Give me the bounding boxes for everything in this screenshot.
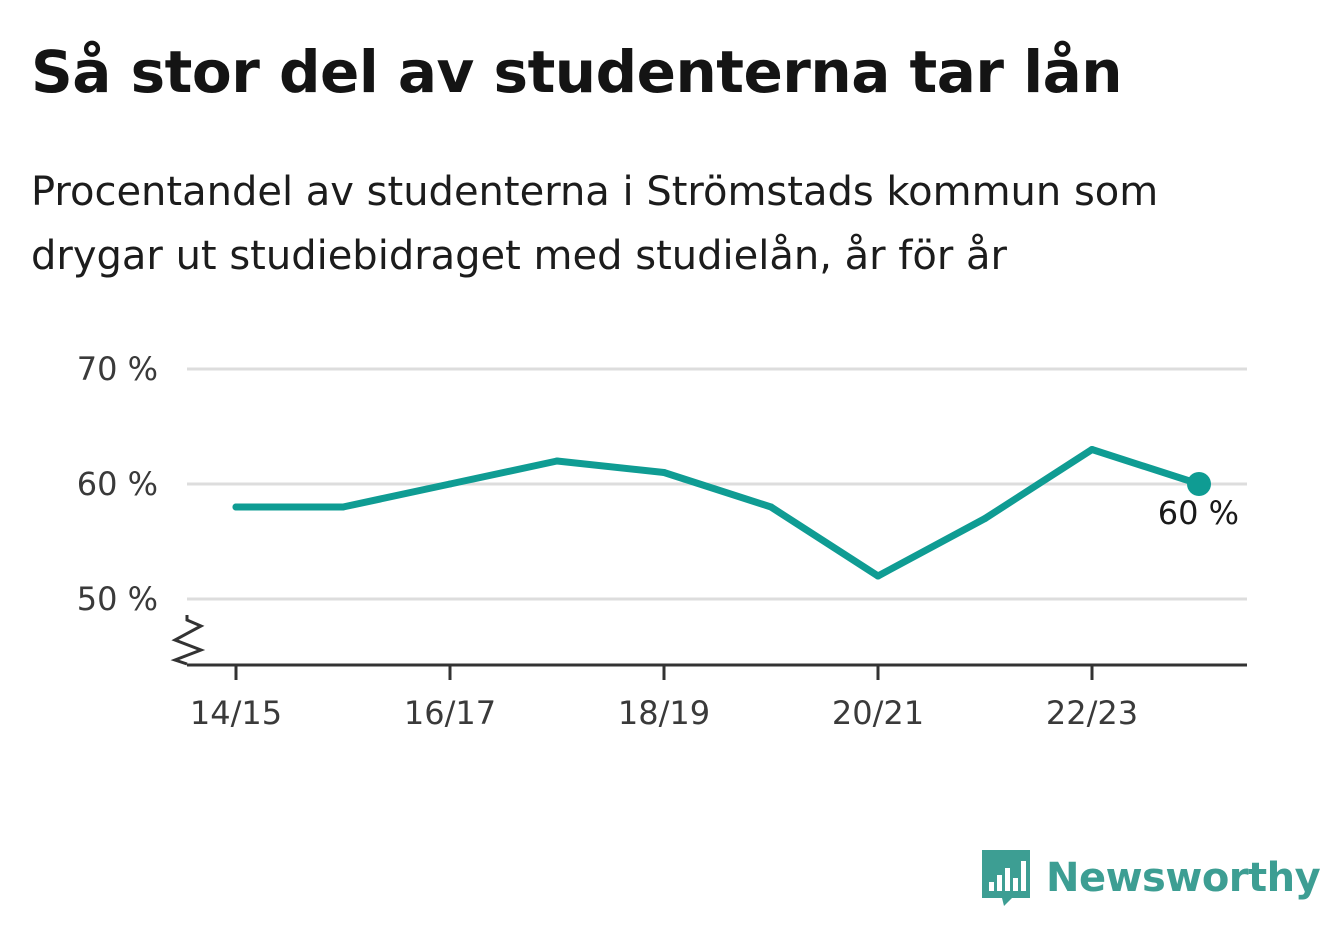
chart-title: Så stor del av studenterna tar lån (31, 38, 1123, 106)
axis-break-icon (170, 615, 206, 666)
data-point (446, 480, 454, 488)
gridlines (187, 367, 1247, 601)
series (232, 446, 1211, 580)
x-tick-label: 22/23 (1046, 694, 1138, 732)
line-chart: 50 % 60 % 70 % 14/15 16/17 18/19 20/21 22/23 6… (77, 350, 1247, 732)
x-axis (170, 615, 1247, 667)
y-tick-label: 70 % (77, 350, 158, 388)
x-tick-label: 14/15 (190, 694, 282, 732)
series-line-1 (232, 446, 1203, 580)
y-tick-label: 50 % (77, 580, 158, 618)
data-point (981, 515, 989, 522)
data-point (660, 469, 668, 476)
x-tick-label: 20/21 (832, 694, 924, 732)
data-point (874, 572, 882, 580)
data-labels: 60 % (1158, 494, 1239, 532)
x-tick-label: 16/17 (404, 694, 496, 732)
y-axis-ticks: 50 % 60 % 70 % (77, 350, 158, 618)
data-point (1088, 446, 1096, 453)
x-tick-label: 18/19 (618, 694, 710, 732)
chart-subtitle: Procentandel av studenterna i Strömstads… (31, 169, 1159, 279)
newsworthy-logo-icon (982, 850, 1030, 906)
end-point-marker (1187, 472, 1211, 496)
data-point (339, 503, 347, 511)
brand-name: Newsworthy (1046, 855, 1321, 901)
y-tick-label: 60 % (77, 465, 158, 503)
data-point (232, 503, 240, 511)
x-axis-ticks: 14/15 16/17 18/19 20/21 22/23 (190, 665, 1138, 732)
end-value-label: 60 % (1158, 494, 1239, 532)
brand-logo: Newsworthy (980, 848, 1321, 908)
data-point (767, 503, 775, 511)
data-point (553, 457, 561, 465)
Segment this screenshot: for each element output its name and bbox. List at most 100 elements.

*-*-*

REQUIREMENTS >> Convert every line of the data above into a Markdown table with the columns Row and Line, numbering the rows in order, skipping blank lines and leaving out the pictures.

RESPONSE TO THE EXERCISE >>
| Row | Line |
|---|---|
| 1 | Give me the bounding boxes for everything in this screenshot. |
| 2 | chart-title: Så stor del av studenterna tar lån (31, 38, 1123, 106) |
| 3 | axis-break-icon (170, 615, 206, 666) |
| 4 | data-point (446, 480, 454, 488) |
| 5 | gridlines (187, 367, 1247, 601) |
| 6 | series (232, 446, 1211, 580) |
| 7 | x-tick-label: 22/23 (1046, 694, 1138, 732) |
| 8 | line-chart: 50 % 60 % 70 % 14/15 16/17 18/19 20/21 22/23 6… (77, 350, 1247, 732) |
| 9 | x-axis (170, 615, 1247, 667) |
| 10 | y-tick-label: 70 % (77, 350, 158, 388) |
| 11 | x-tick-label: 14/15 (190, 694, 282, 732) |
| 12 | series-line-1 (232, 446, 1203, 580) |
| 13 | y-tick-label: 50 % (77, 580, 158, 618) |
| 14 | data-point (981, 515, 989, 522) |
| 15 | data-point (660, 469, 668, 476) |
| 16 | x-tick-label: 20/21 (832, 694, 924, 732) |
| 17 | data-point (874, 572, 882, 580) |
| 18 | data-labels: 60 % (1158, 494, 1239, 532) |
| 19 | x-tick-label: 16/17 (404, 694, 496, 732) |
| 20 | y-axis-ticks: 50 % 60 % 70 % (77, 350, 158, 618) |
| 21 | data-point (1088, 446, 1096, 453) |
| 22 | x-tick-label: 18/19 (618, 694, 710, 732) |
| 23 | chart-subtitle: Procentandel av studenterna i Strömstads… (31, 169, 1159, 279) |
| 24 | newsworthy-logo-icon (982, 850, 1030, 906) |
| 25 | end-point-marker (1187, 472, 1211, 496) |
| 26 | data-point (339, 503, 347, 511) |
| 27 | brand-name: Newsworthy (1046, 855, 1321, 901) |
| 28 | y-tick-label: 60 % (77, 465, 158, 503) |
| 29 | data-point (232, 503, 240, 511) |
| 30 | x-axis-ticks: 14/15 16/17 18/19 20/21 22/23 (190, 665, 1138, 732) |
| 31 | end-value-label: 60 % (1158, 494, 1239, 532) |
| 32 | brand-logo: Newsworthy (980, 848, 1321, 908) |
| 33 | data-point (767, 503, 775, 511) |
| 34 | data-point (553, 457, 561, 465) |
| 35 | Segment this screenshot: for each element output its name and bbox. List at most 100 elements. |